### Stated problem
The listing below should be written out exactly; please include all of it.

### Information supplied
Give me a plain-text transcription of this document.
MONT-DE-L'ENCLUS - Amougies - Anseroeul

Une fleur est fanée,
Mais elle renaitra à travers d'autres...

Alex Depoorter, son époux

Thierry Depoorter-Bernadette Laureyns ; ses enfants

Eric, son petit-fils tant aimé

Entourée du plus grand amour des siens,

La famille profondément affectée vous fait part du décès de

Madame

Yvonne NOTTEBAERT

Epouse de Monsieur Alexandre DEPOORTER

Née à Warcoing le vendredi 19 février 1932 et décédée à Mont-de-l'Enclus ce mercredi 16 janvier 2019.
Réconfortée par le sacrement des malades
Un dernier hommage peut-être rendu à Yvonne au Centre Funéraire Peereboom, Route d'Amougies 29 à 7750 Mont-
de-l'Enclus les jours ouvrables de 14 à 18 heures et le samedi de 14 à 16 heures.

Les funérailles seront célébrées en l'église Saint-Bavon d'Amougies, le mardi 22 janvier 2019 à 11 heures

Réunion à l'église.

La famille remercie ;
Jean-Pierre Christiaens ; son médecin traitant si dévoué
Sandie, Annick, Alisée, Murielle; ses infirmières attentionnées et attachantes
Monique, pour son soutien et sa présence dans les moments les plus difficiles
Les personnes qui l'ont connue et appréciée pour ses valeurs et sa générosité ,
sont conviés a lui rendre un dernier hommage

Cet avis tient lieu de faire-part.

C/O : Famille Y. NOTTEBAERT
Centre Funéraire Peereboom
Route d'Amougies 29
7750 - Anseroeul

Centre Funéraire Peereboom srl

### Task solution
Give me a plain-text transcription of this document.
MONT-DE-L'ENCLUS - Amougies - Anseroeul

Une fleur est fanée,
Mais elle renaitra à travers d'autres...

Alex Depoorter, son époux

Thierry Depoorter-Bernadette Laureyns ; ses enfants

Eric, son petit-fils tant aimé

Entourée du plus grand amour des siens,

La famille profondément affectée vous fait part du décès de

Madame

Yvonne NOTTEBAERT

Epouse de Monsieur Alexandre DEPOORTER

Née à Warcoing le vendredi 19 février 1932 et décédée à Mont-de-l'Enclus ce mercredi 16 janvier 2019.
Réconfortée par le sacrement des malades
Un dernier hommage peut-être rendu à Yvonne au Centre Funéraire Peereboom, Route d'Amougies 29 à 7750 Mont-
de-l'Enclus les jours ouvrables de 14 à 18 heures et le samedi de 14 à 16 heures.

Les funérailles seront célébrées en l'église Saint-Bavon d'Amougies, le mardi 22 janvier 2019 à 11 heures

Réunion à l'église.

La famille remercie ;
Jean-Pierre Christiaens ; son médecin traitant si dévoué
Sandie, Annick, Alisée, Murielle; ses infirmières attentionnées et attachantes
Monique, pour son soutien et sa présence dans les moments les plus difficiles
Les personnes qui l'ont connue et appréciée pour ses valeurs et sa générosité ,
sont conviés a lui rendre un dernier hommage

Cet avis tient lieu de faire-part.

C/O : Famille Y. NOTTEBAERT
Centre Funéraire Peereboom
Route d'Amougies 29
7750 - Anseroeul

Centre Funéraire Peereboom srl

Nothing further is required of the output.